- DESCRIPTION OF THE TASK -
Here are records with pictures in them. Copy all of them exactly and leave the pictures out.

- DATA IN THIS EXERCISE -
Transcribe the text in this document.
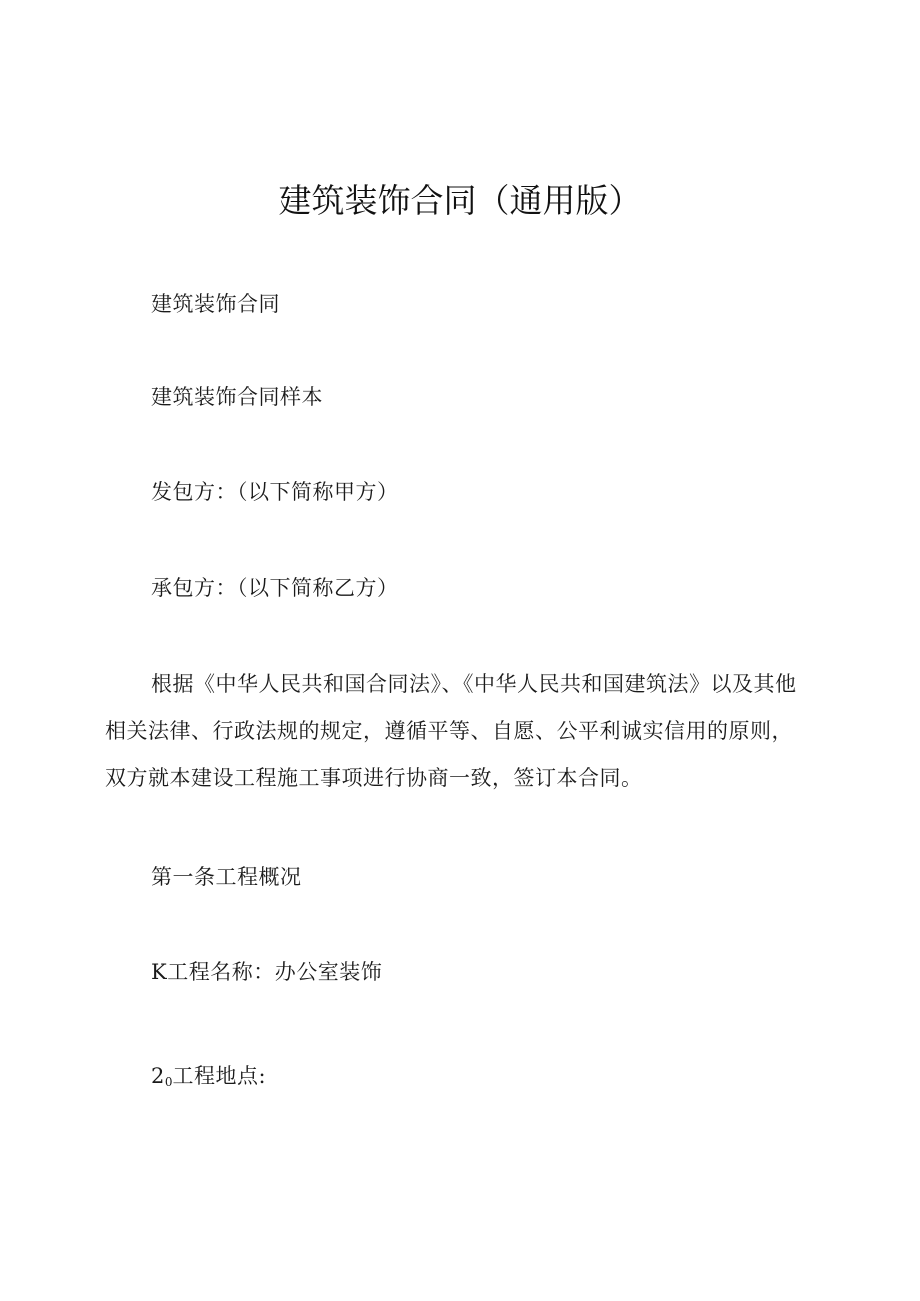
建筑装饰合同（通用版）

建筑装饰合同

建筑装饰合同样本

发包方：（以下简称甲方）

承包方：（以下简称乙方）

根据《中华人民共和国合同法》、《中华人民共和国建筑法》以及其他相关法律、行政法规的规定，遵循平等、自愿、公平利诚实信用的原则，双方就本建设工程施工事项进行协商一致，签订本合同。

第一条工程概况

K工程名称：办公室装饰

$2_0$工程地点:
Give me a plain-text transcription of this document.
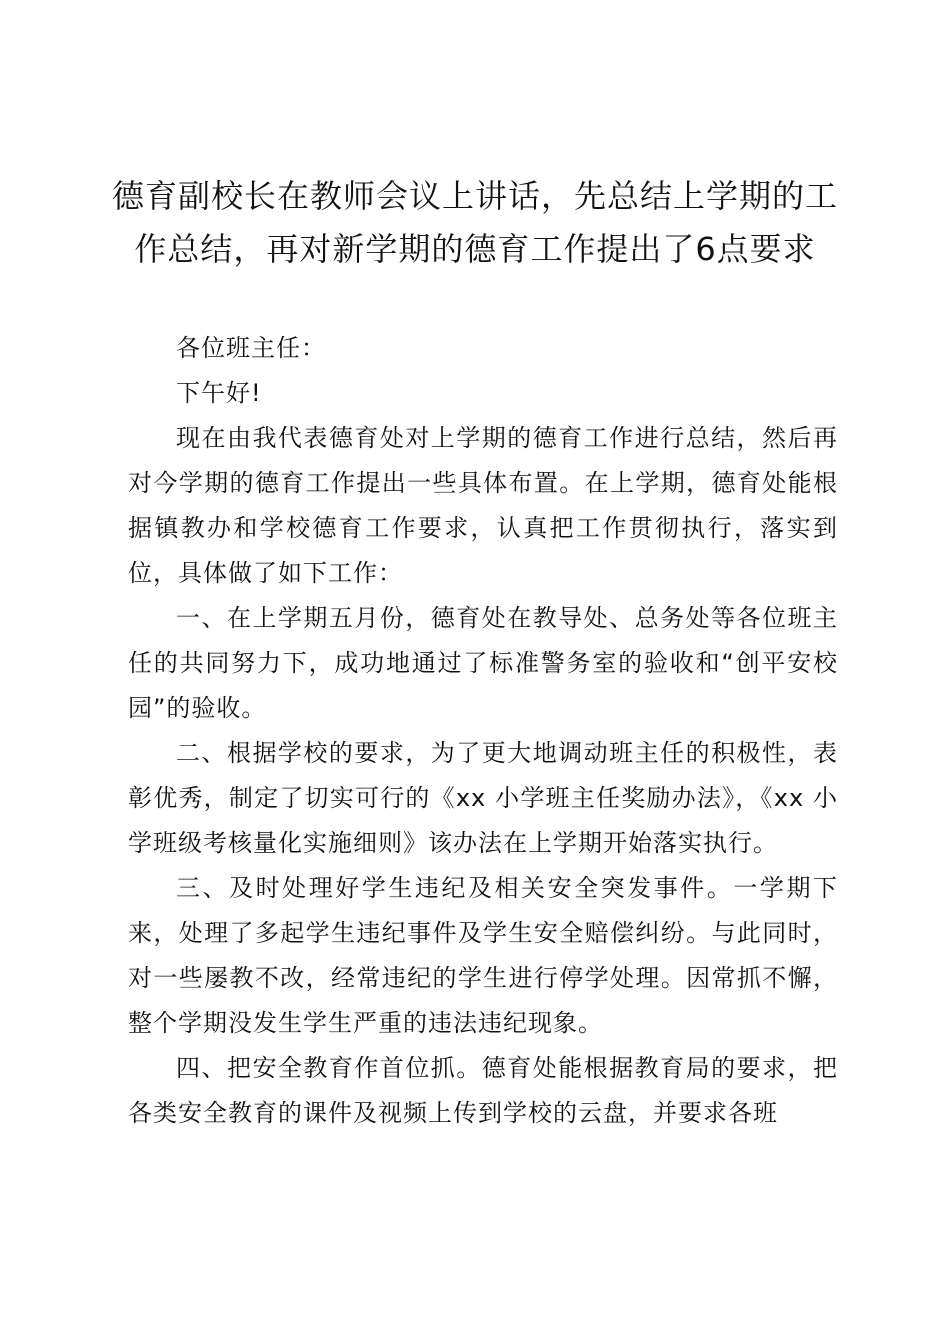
德育副校长在教师会议上讲话，先总结上学期的工作总结，再对新学期的德育工作提出了6点要求

各位班主任：

下午好!

现在由我代表德育处对上学期的德育工作进行总结，然后再对今学期的德育工作提出一些具体布置。在上学期，德育处能根据镇教办和学校德育工作要求，认真把工作贯彻执行，落实到位，具体做了如下工作：

一、在上学期五月份，德育处在教导处、总务处等各位班主任的共同努力下，成功地通过了标准警务室的验收和“创平安校园”的验收。

二、根据学校的要求，为了更大地调动班主任的积极性，表彰优秀，制定了切实可行的《xx 小学班主任奖励办法》，《xx 小学班级考核量化实施细则》该办法在上学期开始落实执行。

三、及时处理好学生违纪及相关安全突发事件。一学期下来，处理了多起学生违纪事件及学生安全赔偿纠纷。与此同时，对一些屡教不改，经常违纪的学生进行停学处理。因常抓不懈，整个学期没发生学生严重的违法违纪现象。

四、把安全教育作首位抓。德育处能根据教育局的要求，把各类安全教育的课件及视频上传到学校的云盘，并要求各班
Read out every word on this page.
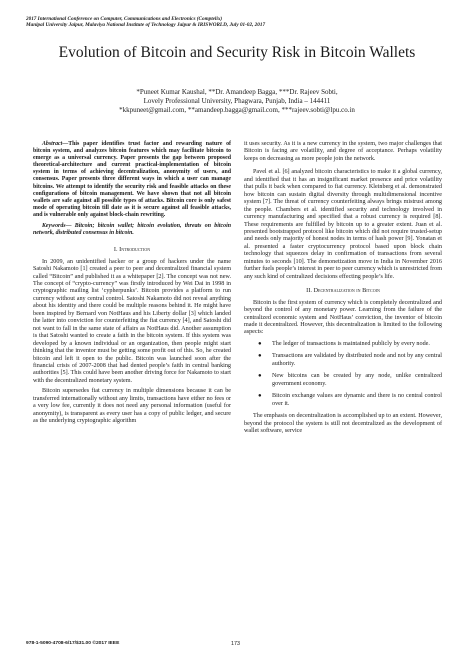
2017 International Conference on Computer, Communications and Electronics (Comptelix)
Manipal University Jaipur, Malaviya National Institute of Technology Jaipur & IRISWORLD, July 01-02, 2017
Evolution of Bitcoin and Security Risk in Bitcoin Wallets
*Puneet Kumar Kaushal, **Dr. Amandeep Bagga, ***Dr. Rajeev Sobti,
Lovely Professional University, Phagwara, Punjab, India – 144411
*kkpuneet@gmail.com, **amandeep.bagga@gmail.com, ***rajeev.sobti@lpu.co.in

Abstract—This paper identifies trust factor and rewarding nature of bitcoin system, and analyzes bitcoin features which may facilitate bitcoin to emerge as a universal currency. Paper presents the gap between proposed theoretical-architecture and current practical-implementation of bitcoin system in terms of achieving decentralization, anonymity of users, and consensus. Paper presents three different ways in which a user can manage bitcoins. We attempt to identify the security risk and feasible attacks on these configurations of bitcoin management. We have shown that not all bitcoin wallets are safe against all possible types of attacks. Bitcoin core is only safest mode of operating bitcoin till date as it is secure against all feasible attacks, and is vulnerable only against block-chain rewriting.

Keywords— Bitcoin; bitcoin wallet; bitcoin evolution, threats on bitcoin network, distributed consensus in bitcoin.

I. Introduction

In 2009, an unidentified hacker or a group of hackers under the name Satoshi Nakamoto [1] created a peer to peer and decentralized financial system called “Bitcoin” and published it as a whitepaper [2]. The concept was not new. The concept of “crypto-currency” was firstly introduced by Wei Dai in 1998 in cryptographic mailing list ‘cypherpunks’. Bitcoin provides a platform to run currency without any central control. Satoshi Nakamoto did not reveal anything about his identity and there could be multiple reasons behind it. He might have been inspired by Bernard von NotHaus and his Liberty dollar [3] which landed the latter into conviction for counterfeiting the fiat currency [4], and Satoshi did not want to fall in the same state of affairs as NotHaus did. Another assumption is that Satoshi wanted to create a faith in the bitcoin system. If this system was developed by a known individual or an organization, then people might start thinking that the inventor must be getting some profit out of this. So, he created bitcoin and left it open to the public. Bitcoin was launched soon after the financial crisis of 2007-2008 that had dented people’s faith in central banking authorities [5]. This could have been another driving force for Nakamoto to start with the decentralized monetary system.

Bitcoin supersedes fiat currency in multiple dimensions because it can be transferred internationally without any limits, transactions have either no fees or a very low fee, currently it does not need any personal information (useful for anonymity), is transparent as every user has a copy of public ledger, and secure as the underlying cryptographic algorithm

it uses security. As it is a new currency in the system, two major challenges that Bitcoin is facing are volatility, and degree of acceptance. Perhaps volatility keeps on decreasing as more people join the network.

Pavel et al. [6] analyzed bitcoin characteristics to make it a global currency, and identified that it has an insignificant market presence and price volatility that pulls it back when compared to fiat currency. Kleinberg et al. demonstrated how bitcoin can sustain digital diversity through multidimensional incentive system [7]. The threat of currency counterfeiting always brings mistrust among the people. Chambers et al. identified security and technology involved in currency manufacturing and specified that a robust currency is required [8]. These requirements are fulfilled by bitcoin up to a greater extent. Juan et al. presented bootstrapped protocol like bitcoin which did not require trusted-setup and needs only majority of honest nodes in terms of hash power [9]. Yonatan et al. presented a faster cryptocurrency protocol based upon block chain technology that squeezes delay in confirmation of transactions from several minutes to seconds [10]. The demonetization move in India in November 2016 further fuels people’s interest in peer to peer currency which is unrestricted from any such kind of centralized decisions effecting people’s life.

II. Decentralization in Bitcoin

Bitcoin is the first system of currency which is completely decentralized and beyond the control of any monetary power. Learning from the failure of the centralized economic system and NotHaus’ conviction, the inventor of bitcoin made it decentralized. However, this decentralization is limited to the following aspects:

● The ledger of transactions is maintained publicly by every node.
● Transactions are validated by distributed node and not by any central authority.
● New bitcoins can be created by any node, unlike centralized government economy.
● Bitcoin exchange values are dynamic and there is no central control over it.

The emphasis on decentralization is accomplished up to an extent. However, beyond the protocol the system is still not decentralized as the development of wallet software, service

978-1-5090-4708-6/17/$31.00 ©2017 IEEE	173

- COMPLETE ANSWER -
Transcribe the text in this document.
建筑装饰合同（通用版）

建筑装饰合同

建筑装饰合同样本

发包方：（以下简称甲方）

承包方：（以下简称乙方）

根据《中华人民共和国合同法》、《中华人民共和国建筑法》以及其他相关法律、行政法规的规定，遵循平等、自愿、公平利诚实信用的原则，双方就本建设工程施工事项进行协商一致，签订本合同。

第一条工程概况

K工程名称：办公室装饰

$2_0$工程地点:
Give me a plain-text transcription of this document.
德育副校长在教师会议上讲话，先总结上学期的工作总结，再对新学期的德育工作提出了6点要求

各位班主任：

下午好!

现在由我代表德育处对上学期的德育工作进行总结，然后再对今学期的德育工作提出一些具体布置。在上学期，德育处能根据镇教办和学校德育工作要求，认真把工作贯彻执行，落实到位，具体做了如下工作：

一、在上学期五月份，德育处在教导处、总务处等各位班主任的共同努力下，成功地通过了标准警务室的验收和“创平安校园”的验收。

二、根据学校的要求，为了更大地调动班主任的积极性，表彰优秀，制定了切实可行的《xx 小学班主任奖励办法》，《xx 小学班级考核量化实施细则》该办法在上学期开始落实执行。

三、及时处理好学生违纪及相关安全突发事件。一学期下来，处理了多起学生违纪事件及学生安全赔偿纠纷。与此同时，对一些屡教不改，经常违纪的学生进行停学处理。因常抓不懈，整个学期没发生学生严重的违法违纪现象。

四、把安全教育作首位抓。德育处能根据教育局的要求，把各类安全教育的课件及视频上传到学校的云盘，并要求各班
Read out every word on this page.
2017 International Conference on Computer, Communications and Electronics (Comptelix)
Manipal University Jaipur, Malaviya National Institute of Technology Jaipur & IRISWORLD, July 01-02, 2017
Evolution of Bitcoin and Security Risk in Bitcoin Wallets
*Puneet Kumar Kaushal, **Dr. Amandeep Bagga, ***Dr. Rajeev Sobti,
Lovely Professional University, Phagwara, Punjab, India – 144411
*kkpuneet@gmail.com, **amandeep.bagga@gmail.com, ***rajeev.sobti@lpu.co.in

Abstract—This paper identifies trust factor and rewarding nature of bitcoin system, and analyzes bitcoin features which may facilitate bitcoin to emerge as a universal currency. Paper presents the gap between proposed theoretical-architecture and current practical-implementation of bitcoin system in terms of achieving decentralization, anonymity of users, and consensus. Paper presents three different ways in which a user can manage bitcoins. We attempt to identify the security risk and feasible attacks on these configurations of bitcoin management. We have shown that not all bitcoin wallets are safe against all possible types of attacks. Bitcoin core is only safest mode of operating bitcoin till date as it is secure against all feasible attacks, and is vulnerable only against block-chain rewriting.

Keywords— Bitcoin; bitcoin wallet; bitcoin evolution, threats on bitcoin network, distributed consensus in bitcoin.

I. Introduction

In 2009, an unidentified hacker or a group of hackers under the name Satoshi Nakamoto [1] created a peer to peer and decentralized financial system called “Bitcoin” and published it as a whitepaper [2]. The concept was not new. The concept of “crypto-currency” was firstly introduced by Wei Dai in 1998 in cryptographic mailing list ‘cypherpunks’. Bitcoin provides a platform to run currency without any central control. Satoshi Nakamoto did not reveal anything about his identity and there could be multiple reasons behind it. He might have been inspired by Bernard von NotHaus and his Liberty dollar [3] which landed the latter into conviction for counterfeiting the fiat currency [4], and Satoshi did not want to fall in the same state of affairs as NotHaus did. Another assumption is that Satoshi wanted to create a faith in the bitcoin system. If this system was developed by a known individual or an organization, then people might start thinking that the inventor must be getting some profit out of this. So, he created bitcoin and left it open to the public. Bitcoin was launched soon after the financial crisis of 2007-2008 that had dented people’s faith in central banking authorities [5]. This could have been another driving force for Nakamoto to start with the decentralized monetary system.

Bitcoin supersedes fiat currency in multiple dimensions because it can be transferred internationally without any limits, transactions have either no fees or a very low fee, currently it does not need any personal information (useful for anonymity), is transparent as every user has a copy of public ledger, and secure as the underlying cryptographic algorithm

it uses security. As it is a new currency in the system, two major challenges that Bitcoin is facing are volatility, and degree of acceptance. Perhaps volatility keeps on decreasing as more people join the network.

Pavel et al. [6] analyzed bitcoin characteristics to make it a global currency, and identified that it has an insignificant market presence and price volatility that pulls it back when compared to fiat currency. Kleinberg et al. demonstrated how bitcoin can sustain digital diversity through multidimensional incentive system [7]. The threat of currency counterfeiting always brings mistrust among the people. Chambers et al. identified security and technology involved in currency manufacturing and specified that a robust currency is required [8]. These requirements are fulfilled by bitcoin up to a greater extent. Juan et al. presented bootstrapped protocol like bitcoin which did not require trusted-setup and needs only majority of honest nodes in terms of hash power [9]. Yonatan et al. presented a faster cryptocurrency protocol based upon block chain technology that squeezes delay in confirmation of transactions from several minutes to seconds [10]. The demonetization move in India in November 2016 further fuels people’s interest in peer to peer currency which is unrestricted from any such kind of centralized decisions effecting people’s life.

II. Decentralization in Bitcoin

Bitcoin is the first system of currency which is completely decentralized and beyond the control of any monetary power. Learning from the failure of the centralized economic system and NotHaus’ conviction, the inventor of bitcoin made it decentralized. However, this decentralization is limited to the following aspects:

● The ledger of transactions is maintained publicly by every node.
● Transactions are validated by distributed node and not by any central authority.
● New bitcoins can be created by any node, unlike centralized government economy.
● Bitcoin exchange values are dynamic and there is no central control over it.

The emphasis on decentralization is accomplished up to an extent. However, beyond the protocol the system is still not decentralized as the development of wallet software, service

978-1-5090-4708-6/17/$31.00 ©2017 IEEE	173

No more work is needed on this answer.